Your task is to transcribe all of the records exactly and leave out the pictures.

● ● ● ●

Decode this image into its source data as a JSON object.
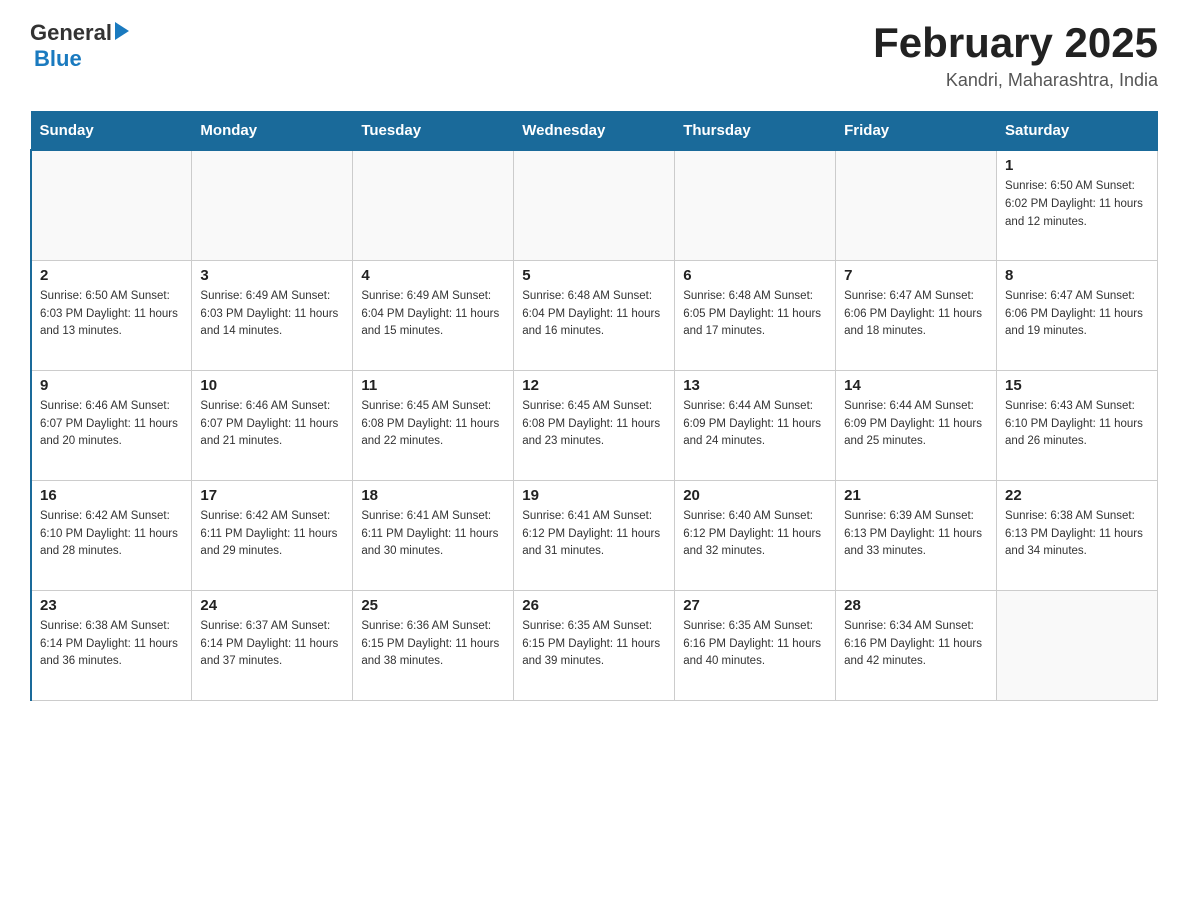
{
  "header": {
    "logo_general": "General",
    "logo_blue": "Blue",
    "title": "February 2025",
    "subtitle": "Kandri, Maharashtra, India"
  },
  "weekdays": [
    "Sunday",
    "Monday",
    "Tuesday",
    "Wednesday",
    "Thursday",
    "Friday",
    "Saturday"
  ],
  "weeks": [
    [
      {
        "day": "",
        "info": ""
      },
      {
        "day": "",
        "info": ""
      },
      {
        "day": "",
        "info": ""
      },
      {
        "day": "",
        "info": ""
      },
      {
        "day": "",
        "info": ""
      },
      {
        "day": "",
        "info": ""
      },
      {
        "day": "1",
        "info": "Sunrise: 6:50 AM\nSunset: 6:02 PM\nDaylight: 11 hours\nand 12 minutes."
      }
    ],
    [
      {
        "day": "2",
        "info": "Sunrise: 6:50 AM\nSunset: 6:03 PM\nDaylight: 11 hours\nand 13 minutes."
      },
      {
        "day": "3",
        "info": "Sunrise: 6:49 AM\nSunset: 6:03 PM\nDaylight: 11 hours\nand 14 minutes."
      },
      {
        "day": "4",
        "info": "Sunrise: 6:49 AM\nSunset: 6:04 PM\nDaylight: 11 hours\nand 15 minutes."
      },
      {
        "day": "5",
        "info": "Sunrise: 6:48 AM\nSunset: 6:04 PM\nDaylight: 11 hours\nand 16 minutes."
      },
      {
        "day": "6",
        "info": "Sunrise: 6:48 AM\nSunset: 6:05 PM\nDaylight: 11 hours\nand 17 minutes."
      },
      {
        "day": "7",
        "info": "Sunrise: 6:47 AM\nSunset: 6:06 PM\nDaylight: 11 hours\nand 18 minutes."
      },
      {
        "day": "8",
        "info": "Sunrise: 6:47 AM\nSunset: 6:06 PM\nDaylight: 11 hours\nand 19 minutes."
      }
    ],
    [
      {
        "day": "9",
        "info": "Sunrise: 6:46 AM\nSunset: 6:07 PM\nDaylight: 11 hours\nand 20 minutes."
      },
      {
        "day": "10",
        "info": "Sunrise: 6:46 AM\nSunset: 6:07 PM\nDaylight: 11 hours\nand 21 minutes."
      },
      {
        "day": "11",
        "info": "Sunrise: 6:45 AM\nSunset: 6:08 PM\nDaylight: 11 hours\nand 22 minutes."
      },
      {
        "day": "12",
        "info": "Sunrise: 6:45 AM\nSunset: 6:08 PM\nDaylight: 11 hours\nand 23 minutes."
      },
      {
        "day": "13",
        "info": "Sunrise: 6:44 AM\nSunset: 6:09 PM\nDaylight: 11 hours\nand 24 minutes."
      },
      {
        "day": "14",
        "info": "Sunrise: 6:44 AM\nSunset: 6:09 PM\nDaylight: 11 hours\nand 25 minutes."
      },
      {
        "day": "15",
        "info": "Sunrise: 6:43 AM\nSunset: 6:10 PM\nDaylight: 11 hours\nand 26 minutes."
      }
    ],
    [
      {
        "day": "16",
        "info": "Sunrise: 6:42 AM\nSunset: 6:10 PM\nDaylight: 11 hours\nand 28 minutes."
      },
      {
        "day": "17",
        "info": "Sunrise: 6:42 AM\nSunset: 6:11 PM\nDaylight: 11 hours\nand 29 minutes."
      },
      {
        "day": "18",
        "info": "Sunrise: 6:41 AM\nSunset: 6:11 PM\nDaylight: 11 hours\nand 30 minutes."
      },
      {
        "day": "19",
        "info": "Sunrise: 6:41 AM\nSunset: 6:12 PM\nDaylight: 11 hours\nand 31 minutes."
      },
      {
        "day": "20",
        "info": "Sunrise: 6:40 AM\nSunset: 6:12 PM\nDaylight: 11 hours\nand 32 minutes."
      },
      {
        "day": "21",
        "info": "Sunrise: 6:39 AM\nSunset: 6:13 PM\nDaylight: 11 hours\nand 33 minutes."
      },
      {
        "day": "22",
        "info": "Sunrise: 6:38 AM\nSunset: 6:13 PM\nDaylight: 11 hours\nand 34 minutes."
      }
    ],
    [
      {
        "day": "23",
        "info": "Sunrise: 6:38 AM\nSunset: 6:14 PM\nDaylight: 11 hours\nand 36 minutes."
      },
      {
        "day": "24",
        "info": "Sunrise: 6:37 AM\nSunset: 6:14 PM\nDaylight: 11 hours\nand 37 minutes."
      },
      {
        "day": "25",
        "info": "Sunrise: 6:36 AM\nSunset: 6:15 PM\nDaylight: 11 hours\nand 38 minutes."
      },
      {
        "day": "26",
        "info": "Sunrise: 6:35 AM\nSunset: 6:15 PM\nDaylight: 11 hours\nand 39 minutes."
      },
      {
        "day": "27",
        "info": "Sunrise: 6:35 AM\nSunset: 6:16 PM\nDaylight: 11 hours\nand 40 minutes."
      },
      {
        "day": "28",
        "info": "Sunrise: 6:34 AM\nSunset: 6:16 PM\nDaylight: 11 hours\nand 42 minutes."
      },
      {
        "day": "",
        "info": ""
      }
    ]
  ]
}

● ● ● ●

• **Worked answer**
Decode this image into its source data as a JSON object.
{
  "header": {
    "logo_general": "General",
    "logo_blue": "Blue",
    "title": "February 2025",
    "subtitle": "Kandri, Maharashtra, India"
  },
  "weekdays": [
    "Sunday",
    "Monday",
    "Tuesday",
    "Wednesday",
    "Thursday",
    "Friday",
    "Saturday"
  ],
  "weeks": [
    [
      {
        "day": "",
        "info": ""
      },
      {
        "day": "",
        "info": ""
      },
      {
        "day": "",
        "info": ""
      },
      {
        "day": "",
        "info": ""
      },
      {
        "day": "",
        "info": ""
      },
      {
        "day": "",
        "info": ""
      },
      {
        "day": "1",
        "info": "Sunrise: 6:50 AM\nSunset: 6:02 PM\nDaylight: 11 hours\nand 12 minutes."
      }
    ],
    [
      {
        "day": "2",
        "info": "Sunrise: 6:50 AM\nSunset: 6:03 PM\nDaylight: 11 hours\nand 13 minutes."
      },
      {
        "day": "3",
        "info": "Sunrise: 6:49 AM\nSunset: 6:03 PM\nDaylight: 11 hours\nand 14 minutes."
      },
      {
        "day": "4",
        "info": "Sunrise: 6:49 AM\nSunset: 6:04 PM\nDaylight: 11 hours\nand 15 minutes."
      },
      {
        "day": "5",
        "info": "Sunrise: 6:48 AM\nSunset: 6:04 PM\nDaylight: 11 hours\nand 16 minutes."
      },
      {
        "day": "6",
        "info": "Sunrise: 6:48 AM\nSunset: 6:05 PM\nDaylight: 11 hours\nand 17 minutes."
      },
      {
        "day": "7",
        "info": "Sunrise: 6:47 AM\nSunset: 6:06 PM\nDaylight: 11 hours\nand 18 minutes."
      },
      {
        "day": "8",
        "info": "Sunrise: 6:47 AM\nSunset: 6:06 PM\nDaylight: 11 hours\nand 19 minutes."
      }
    ],
    [
      {
        "day": "9",
        "info": "Sunrise: 6:46 AM\nSunset: 6:07 PM\nDaylight: 11 hours\nand 20 minutes."
      },
      {
        "day": "10",
        "info": "Sunrise: 6:46 AM\nSunset: 6:07 PM\nDaylight: 11 hours\nand 21 minutes."
      },
      {
        "day": "11",
        "info": "Sunrise: 6:45 AM\nSunset: 6:08 PM\nDaylight: 11 hours\nand 22 minutes."
      },
      {
        "day": "12",
        "info": "Sunrise: 6:45 AM\nSunset: 6:08 PM\nDaylight: 11 hours\nand 23 minutes."
      },
      {
        "day": "13",
        "info": "Sunrise: 6:44 AM\nSunset: 6:09 PM\nDaylight: 11 hours\nand 24 minutes."
      },
      {
        "day": "14",
        "info": "Sunrise: 6:44 AM\nSunset: 6:09 PM\nDaylight: 11 hours\nand 25 minutes."
      },
      {
        "day": "15",
        "info": "Sunrise: 6:43 AM\nSunset: 6:10 PM\nDaylight: 11 hours\nand 26 minutes."
      }
    ],
    [
      {
        "day": "16",
        "info": "Sunrise: 6:42 AM\nSunset: 6:10 PM\nDaylight: 11 hours\nand 28 minutes."
      },
      {
        "day": "17",
        "info": "Sunrise: 6:42 AM\nSunset: 6:11 PM\nDaylight: 11 hours\nand 29 minutes."
      },
      {
        "day": "18",
        "info": "Sunrise: 6:41 AM\nSunset: 6:11 PM\nDaylight: 11 hours\nand 30 minutes."
      },
      {
        "day": "19",
        "info": "Sunrise: 6:41 AM\nSunset: 6:12 PM\nDaylight: 11 hours\nand 31 minutes."
      },
      {
        "day": "20",
        "info": "Sunrise: 6:40 AM\nSunset: 6:12 PM\nDaylight: 11 hours\nand 32 minutes."
      },
      {
        "day": "21",
        "info": "Sunrise: 6:39 AM\nSunset: 6:13 PM\nDaylight: 11 hours\nand 33 minutes."
      },
      {
        "day": "22",
        "info": "Sunrise: 6:38 AM\nSunset: 6:13 PM\nDaylight: 11 hours\nand 34 minutes."
      }
    ],
    [
      {
        "day": "23",
        "info": "Sunrise: 6:38 AM\nSunset: 6:14 PM\nDaylight: 11 hours\nand 36 minutes."
      },
      {
        "day": "24",
        "info": "Sunrise: 6:37 AM\nSunset: 6:14 PM\nDaylight: 11 hours\nand 37 minutes."
      },
      {
        "day": "25",
        "info": "Sunrise: 6:36 AM\nSunset: 6:15 PM\nDaylight: 11 hours\nand 38 minutes."
      },
      {
        "day": "26",
        "info": "Sunrise: 6:35 AM\nSunset: 6:15 PM\nDaylight: 11 hours\nand 39 minutes."
      },
      {
        "day": "27",
        "info": "Sunrise: 6:35 AM\nSunset: 6:16 PM\nDaylight: 11 hours\nand 40 minutes."
      },
      {
        "day": "28",
        "info": "Sunrise: 6:34 AM\nSunset: 6:16 PM\nDaylight: 11 hours\nand 42 minutes."
      },
      {
        "day": "",
        "info": ""
      }
    ]
  ]
}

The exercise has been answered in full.